TASK BRIEF → Extract the text of every entry below exactly; leave images out.

DATASET CONTENT →
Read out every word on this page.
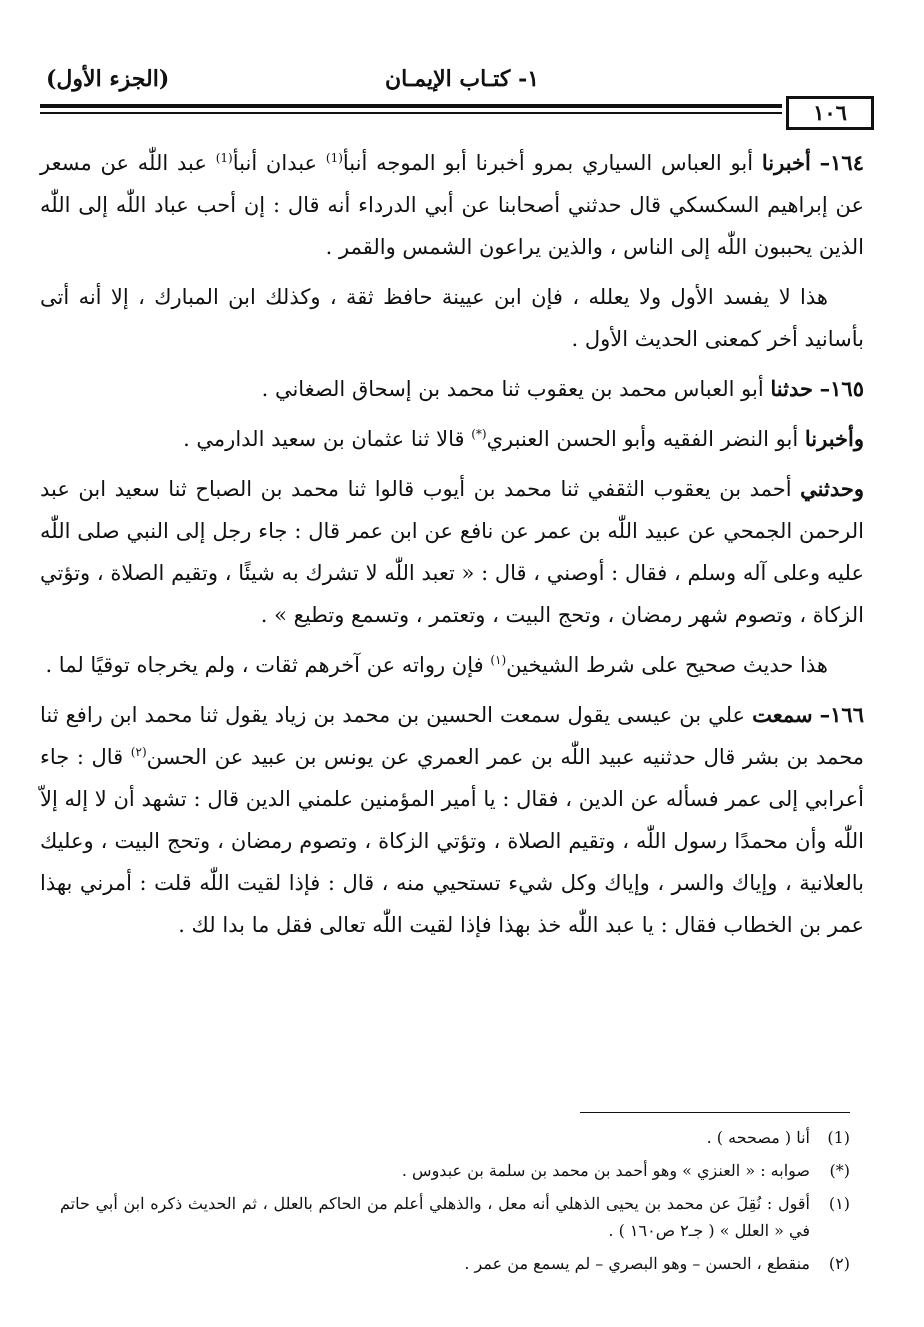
١- كتـاب الإيمـان
(الجزء الأول)
١٠٦

١٦٤– أخبرنا أبو العباس السياري بمرو أخبرنا أبو الموجه أنبأ$^{(1)}$ عبدان أنبأ$^{(1)}$ عبد اللّٰه عن مسعر عن إبراهيم السكسكي قال حدثني أصحابنا عن أبي الدرداء أنه قال : إن أحب عباد اللّٰه إلى اللّٰه الذين يحببون اللّٰه إلى الناس ، والذين يراعون الشمس والقمر .

هذا لا يفسد الأول ولا يعلله ، فإن ابن عيينة حافظ ثقة ، وكذلك ابن المبارك ، إلا أنه أتى بأسانيد أخر كمعنى الحديث الأول .

١٦٥– حدثنا أبو العباس محمد بن يعقوب ثنا محمد بن إسحاق الصغاني .

وأخبرنا أبو النضر الفقيه وأبو الحسن العنبري(*) قالا ثنا عثمان بن سعيد الدارمي .

وحدثني أحمد بن يعقوب الثقفي ثنا محمد بن أيوب قالوا ثنا محمد بن الصباح ثنا سعيد ابن عبد الرحمن الجمحي عن عبيد اللّٰه بن عمر عن نافع عن ابن عمر قال : جاء رجل إلى النبي صلى اللّٰه عليه وعلى آله وسلم ، فقال : أوصني ، قال : « تعبد اللّٰه لا تشرك به شيئًا ، وتقيم الصلاة ، وتؤتي الزكاة ، وتصوم شهر رمضان ، وتحج البيت ، وتعتمر ، وتسمع وتطيع » .

هذا حديث صحيح على شرط الشيخين$^{(١)}$ فإن رواته عن آخرهم ثقات ، ولم يخرجاه توقيًا لما .

١٦٦– سمعت علي بن عيسى يقول سمعت الحسين بن محمد بن زياد يقول ثنا محمد ابن رافع ثنا محمد بن بشر قال حدثنيه عبيد اللّٰه بن عمر العمري عن يونس بن عبيد عن الحسن$^{(٢)}$ قال : جاء أعرابي إلى عمر فسأله عن الدين ، فقال : يا أمير المؤمنين علمني الدين قال : تشهد أن لا إله إلاّ اللّٰه وأن محمدًا رسول اللّٰه ، وتقيم الصلاة ، وتؤتي الزكاة ، وتصوم رمضان ، وتحج البيت ، وعليك بالعلانية ، وإياك والسر ، وإياك وكل شيء تستحيي منه ، قال : فإذا لقيت اللّٰه قلت : أمرني بهذا عمر بن الخطاب فقال : يا عبد اللّٰه خذ بهذا فإذا لقيت اللّٰه تعالى فقل ما بدا لك .

(1)
أنا ( مصححه ) .
(*)
صوابه : « العنزي » وهو أحمد بن محمد بن سلمة بن عبدوس .
(١)
أقول : نُقِلَ عن محمد بن يحيى الذهلي أنه معل ، والذهلي أعلم من الحاكم بالعلل ، ثم الحديث ذكره ابن أبي حاتم في « العلل » ( جـ٢ ص١٦٠ ) .
(٢)
منقطع ، الحسن – وهو البصري – لم يسمع من عمر .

SOLUTION TO THIS EXERCISE →
Read out every word on this page.
١- كتـاب الإيمـان
(الجزء الأول)
١٠٦

١٦٤– أخبرنا أبو العباس السياري بمرو أخبرنا أبو الموجه أنبأ$^{(1)}$ عبدان أنبأ$^{(1)}$ عبد اللّٰه عن مسعر عن إبراهيم السكسكي قال حدثني أصحابنا عن أبي الدرداء أنه قال : إن أحب عباد اللّٰه إلى اللّٰه الذين يحببون اللّٰه إلى الناس ، والذين يراعون الشمس والقمر .

هذا لا يفسد الأول ولا يعلله ، فإن ابن عيينة حافظ ثقة ، وكذلك ابن المبارك ، إلا أنه أتى بأسانيد أخر كمعنى الحديث الأول .

١٦٥– حدثنا أبو العباس محمد بن يعقوب ثنا محمد بن إسحاق الصغاني .

وأخبرنا أبو النضر الفقيه وأبو الحسن العنبري(*) قالا ثنا عثمان بن سعيد الدارمي .

وحدثني أحمد بن يعقوب الثقفي ثنا محمد بن أيوب قالوا ثنا محمد بن الصباح ثنا سعيد ابن عبد الرحمن الجمحي عن عبيد اللّٰه بن عمر عن نافع عن ابن عمر قال : جاء رجل إلى النبي صلى اللّٰه عليه وعلى آله وسلم ، فقال : أوصني ، قال : « تعبد اللّٰه لا تشرك به شيئًا ، وتقيم الصلاة ، وتؤتي الزكاة ، وتصوم شهر رمضان ، وتحج البيت ، وتعتمر ، وتسمع وتطيع » .

هذا حديث صحيح على شرط الشيخين$^{(١)}$ فإن رواته عن آخرهم ثقات ، ولم يخرجاه توقيًا لما .

١٦٦– سمعت علي بن عيسى يقول سمعت الحسين بن محمد بن زياد يقول ثنا محمد ابن رافع ثنا محمد بن بشر قال حدثنيه عبيد اللّٰه بن عمر العمري عن يونس بن عبيد عن الحسن$^{(٢)}$ قال : جاء أعرابي إلى عمر فسأله عن الدين ، فقال : يا أمير المؤمنين علمني الدين قال : تشهد أن لا إله إلاّ اللّٰه وأن محمدًا رسول اللّٰه ، وتقيم الصلاة ، وتؤتي الزكاة ، وتصوم رمضان ، وتحج البيت ، وعليك بالعلانية ، وإياك والسر ، وإياك وكل شيء تستحيي منه ، قال : فإذا لقيت اللّٰه قلت : أمرني بهذا عمر بن الخطاب فقال : يا عبد اللّٰه خذ بهذا فإذا لقيت اللّٰه تعالى فقل ما بدا لك .

(1)
أنا ( مصححه ) .
(*)
صوابه : « العنزي » وهو أحمد بن محمد بن سلمة بن عبدوس .
(١)
أقول : نُقِلَ عن محمد بن يحيى الذهلي أنه معل ، والذهلي أعلم من الحاكم بالعلل ، ثم الحديث ذكره ابن أبي حاتم في « العلل » ( جـ٢ ص١٦٠ ) .
(٢)
منقطع ، الحسن – وهو البصري – لم يسمع من عمر .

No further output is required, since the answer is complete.